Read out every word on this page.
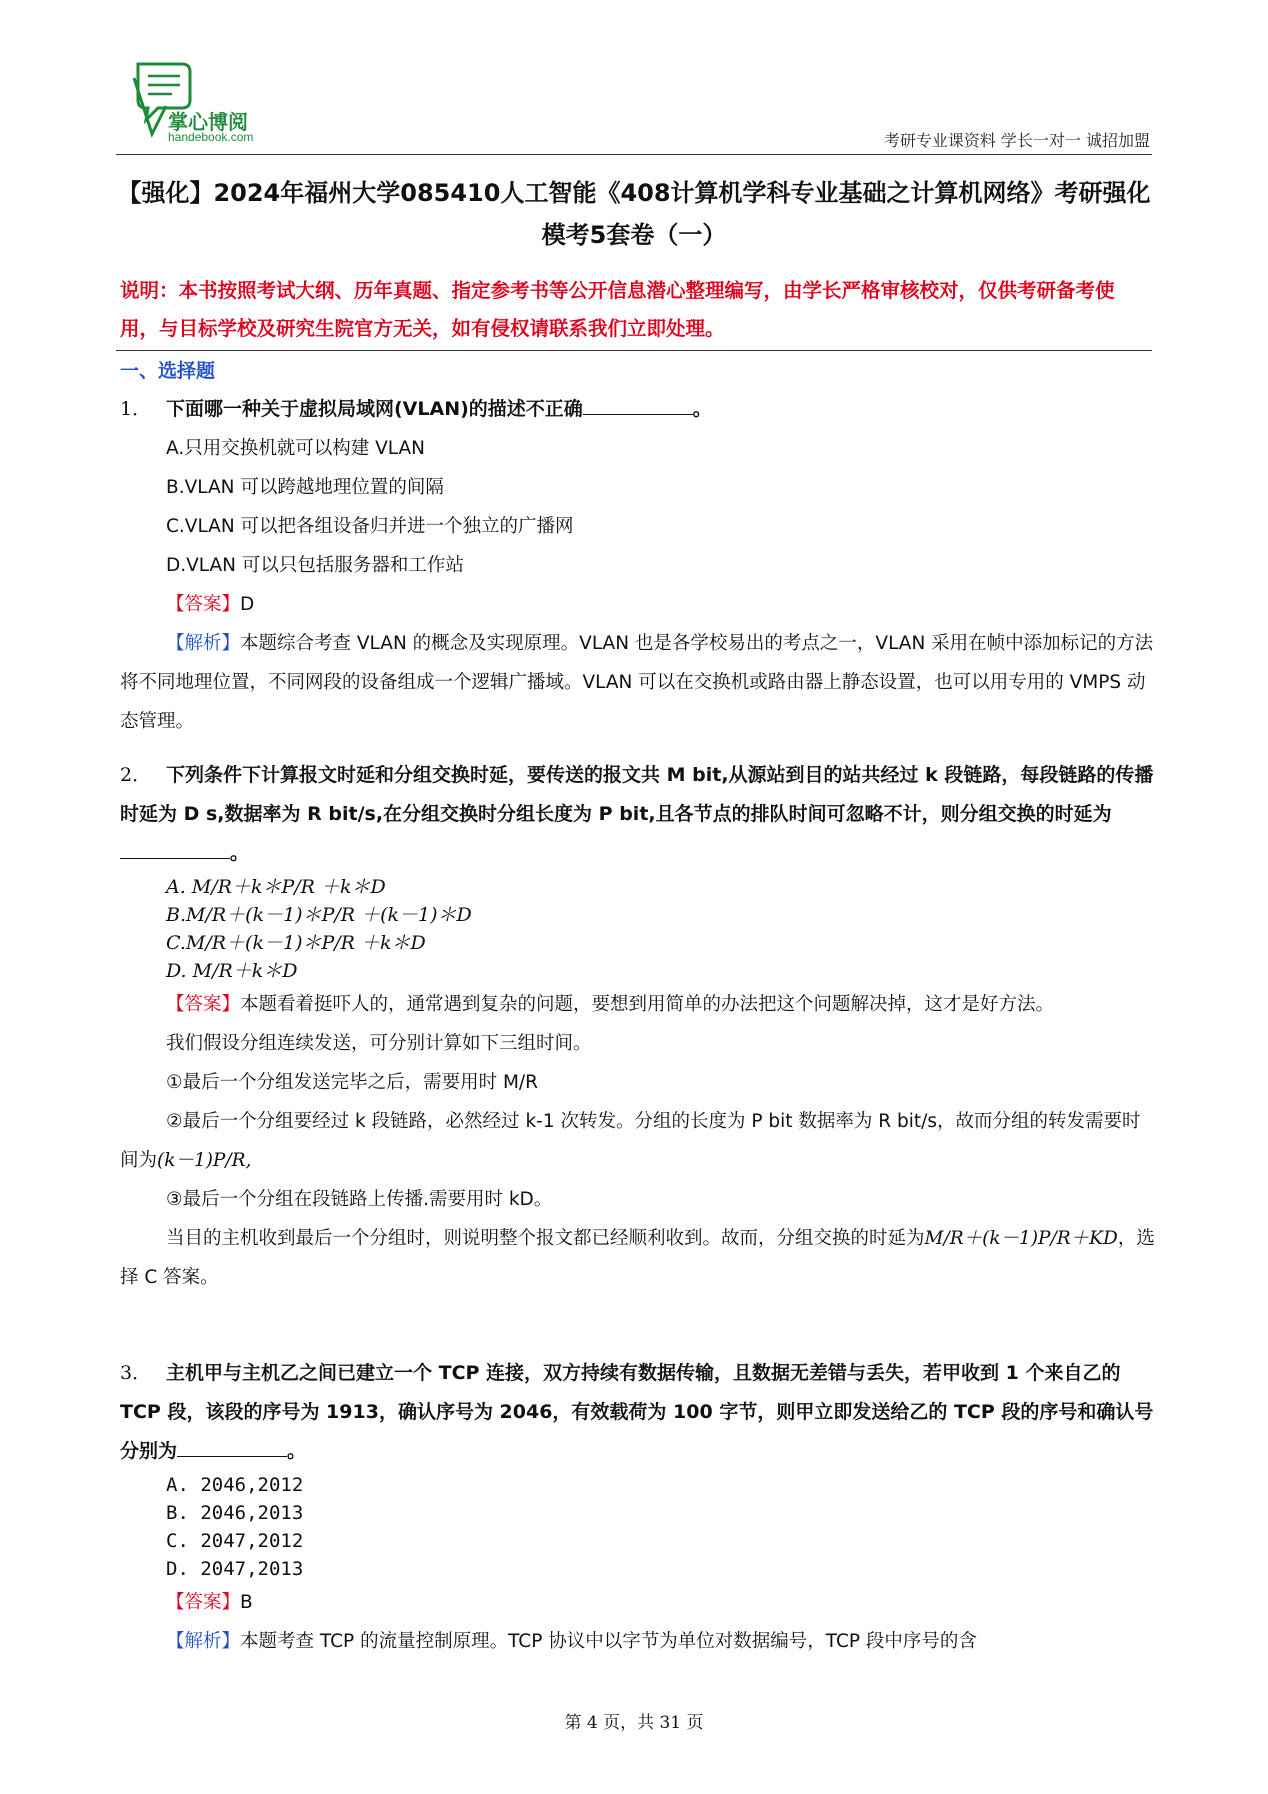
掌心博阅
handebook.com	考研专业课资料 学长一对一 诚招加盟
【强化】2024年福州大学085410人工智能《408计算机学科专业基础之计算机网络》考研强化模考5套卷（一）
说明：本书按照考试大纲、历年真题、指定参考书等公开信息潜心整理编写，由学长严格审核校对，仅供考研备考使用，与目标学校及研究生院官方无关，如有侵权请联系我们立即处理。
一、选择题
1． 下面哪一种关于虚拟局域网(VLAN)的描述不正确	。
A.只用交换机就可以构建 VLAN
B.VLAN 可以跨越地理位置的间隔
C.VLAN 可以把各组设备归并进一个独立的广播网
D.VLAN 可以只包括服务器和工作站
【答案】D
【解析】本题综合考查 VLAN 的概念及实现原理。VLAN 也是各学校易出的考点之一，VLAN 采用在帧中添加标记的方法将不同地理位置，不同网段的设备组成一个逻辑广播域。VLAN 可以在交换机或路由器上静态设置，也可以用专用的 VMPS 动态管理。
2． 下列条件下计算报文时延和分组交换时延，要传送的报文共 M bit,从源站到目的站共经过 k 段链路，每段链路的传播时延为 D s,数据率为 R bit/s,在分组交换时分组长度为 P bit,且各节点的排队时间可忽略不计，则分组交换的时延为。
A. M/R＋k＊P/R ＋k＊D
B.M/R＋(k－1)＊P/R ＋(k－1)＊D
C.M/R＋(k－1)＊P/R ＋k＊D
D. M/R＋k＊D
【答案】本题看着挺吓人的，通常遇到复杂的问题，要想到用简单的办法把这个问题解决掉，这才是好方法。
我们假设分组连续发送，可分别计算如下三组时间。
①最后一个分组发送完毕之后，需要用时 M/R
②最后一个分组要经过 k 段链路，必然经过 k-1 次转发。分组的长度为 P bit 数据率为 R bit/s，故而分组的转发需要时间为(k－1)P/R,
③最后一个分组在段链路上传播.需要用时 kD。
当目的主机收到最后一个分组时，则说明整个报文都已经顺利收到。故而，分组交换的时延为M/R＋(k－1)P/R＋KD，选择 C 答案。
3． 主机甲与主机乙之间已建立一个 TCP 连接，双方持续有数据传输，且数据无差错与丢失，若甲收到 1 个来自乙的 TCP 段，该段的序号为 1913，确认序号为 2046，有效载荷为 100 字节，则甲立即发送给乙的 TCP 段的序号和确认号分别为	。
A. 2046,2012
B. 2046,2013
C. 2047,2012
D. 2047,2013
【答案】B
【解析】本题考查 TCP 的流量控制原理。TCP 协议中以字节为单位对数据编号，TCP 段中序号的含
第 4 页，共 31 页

--

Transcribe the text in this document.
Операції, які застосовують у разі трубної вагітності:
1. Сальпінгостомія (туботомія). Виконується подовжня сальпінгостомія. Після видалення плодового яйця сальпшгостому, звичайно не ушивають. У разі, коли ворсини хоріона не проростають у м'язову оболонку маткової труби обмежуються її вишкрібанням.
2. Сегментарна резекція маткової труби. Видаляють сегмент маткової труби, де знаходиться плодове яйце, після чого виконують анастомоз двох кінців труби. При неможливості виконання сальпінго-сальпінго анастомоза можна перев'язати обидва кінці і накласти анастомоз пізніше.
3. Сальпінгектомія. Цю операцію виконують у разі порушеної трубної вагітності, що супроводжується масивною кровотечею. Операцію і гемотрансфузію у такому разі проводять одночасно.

JOB
Within the listing above, find every line containing the string "вагітності" and return it.

FULL SOLUTION
Операції, які застосовують у разі трубної вагітності:
3. Сальпінгектомія. Цю операцію виконують у разі порушеної трубної вагітності, що супроводжується масивною кровотечею. Операцію і гемотрансфузію у такому разі проводять одночасно.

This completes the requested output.